▶ AIM: Quote each record exactly, please, leaving none out.

Start of MATERIAL PROVIDED

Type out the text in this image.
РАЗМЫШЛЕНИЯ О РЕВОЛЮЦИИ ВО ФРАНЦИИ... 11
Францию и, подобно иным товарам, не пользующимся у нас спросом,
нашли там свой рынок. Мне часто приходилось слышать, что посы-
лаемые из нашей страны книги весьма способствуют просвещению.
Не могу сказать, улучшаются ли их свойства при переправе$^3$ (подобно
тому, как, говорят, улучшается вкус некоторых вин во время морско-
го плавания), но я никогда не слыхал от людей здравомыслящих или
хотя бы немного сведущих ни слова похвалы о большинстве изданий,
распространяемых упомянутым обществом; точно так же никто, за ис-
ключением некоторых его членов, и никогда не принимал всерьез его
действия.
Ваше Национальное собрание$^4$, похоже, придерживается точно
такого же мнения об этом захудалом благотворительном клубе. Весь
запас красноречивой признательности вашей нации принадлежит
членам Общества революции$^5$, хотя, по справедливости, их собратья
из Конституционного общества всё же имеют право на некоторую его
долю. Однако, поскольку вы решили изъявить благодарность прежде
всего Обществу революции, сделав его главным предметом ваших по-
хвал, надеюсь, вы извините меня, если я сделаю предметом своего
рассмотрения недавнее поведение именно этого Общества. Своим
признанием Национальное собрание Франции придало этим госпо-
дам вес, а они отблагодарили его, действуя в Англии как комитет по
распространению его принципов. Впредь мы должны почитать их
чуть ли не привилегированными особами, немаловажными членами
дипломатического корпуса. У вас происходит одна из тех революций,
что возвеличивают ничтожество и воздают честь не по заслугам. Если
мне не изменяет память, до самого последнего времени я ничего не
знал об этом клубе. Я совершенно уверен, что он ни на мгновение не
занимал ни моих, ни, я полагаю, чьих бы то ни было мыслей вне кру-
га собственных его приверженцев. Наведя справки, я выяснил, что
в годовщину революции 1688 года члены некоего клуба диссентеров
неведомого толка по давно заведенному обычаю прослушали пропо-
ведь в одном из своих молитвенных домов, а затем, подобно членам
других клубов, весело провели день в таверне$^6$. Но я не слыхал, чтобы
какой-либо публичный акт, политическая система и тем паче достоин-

End of MATERIAL PROVIDED

▶ ANSWER TO THE EXERCISE:
Type out the text in this image.
РАЗМЫШЛЕНИЯ О РЕВОЛЮЦИИ ВО ФРАНЦИИ... 11
Францию и, подобно иным товарам, не пользующимся у нас спросом,
нашли там свой рынок. Мне часто приходилось слышать, что посы-
лаемые из нашей страны книги весьма способствуют просвещению.
Не могу сказать, улучшаются ли их свойства при переправе$^3$ (подобно
тому, как, говорят, улучшается вкус некоторых вин во время морско-
го плавания), но я никогда не слыхал от людей здравомыслящих или
хотя бы немного сведущих ни слова похвалы о большинстве изданий,
распространяемых упомянутым обществом; точно так же никто, за ис-
ключением некоторых его членов, и никогда не принимал всерьез его
действия.
Ваше Национальное собрание$^4$, похоже, придерживается точно
такого же мнения об этом захудалом благотворительном клубе. Весь
запас красноречивой признательности вашей нации принадлежит
членам Общества революции$^5$, хотя, по справедливости, их собратья
из Конституционного общества всё же имеют право на некоторую его
долю. Однако, поскольку вы решили изъявить благодарность прежде
всего Обществу революции, сделав его главным предметом ваших по-
хвал, надеюсь, вы извините меня, если я сделаю предметом своего
рассмотрения недавнее поведение именно этого Общества. Своим
признанием Национальное собрание Франции придало этим госпо-
дам вес, а они отблагодарили его, действуя в Англии как комитет по
распространению его принципов. Впредь мы должны почитать их
чуть ли не привилегированными особами, немаловажными членами
дипломатического корпуса. У вас происходит одна из тех революций,
что возвеличивают ничтожество и воздают честь не по заслугам. Если
мне не изменяет память, до самого последнего времени я ничего не
знал об этом клубе. Я совершенно уверен, что он ни на мгновение не
занимал ни моих, ни, я полагаю, чьих бы то ни было мыслей вне кру-
га собственных его приверженцев. Наведя справки, я выяснил, что
в годовщину революции 1688 года члены некоего клуба диссентеров
неведомого толка по давно заведенному обычаю прослушали пропо-
ведь в одном из своих молитвенных домов, а затем, подобно членам
других клубов, весело провели день в таверне$^6$. Но я не слыхал, чтобы
какой-либо публичный акт, политическая система и тем паче достоин-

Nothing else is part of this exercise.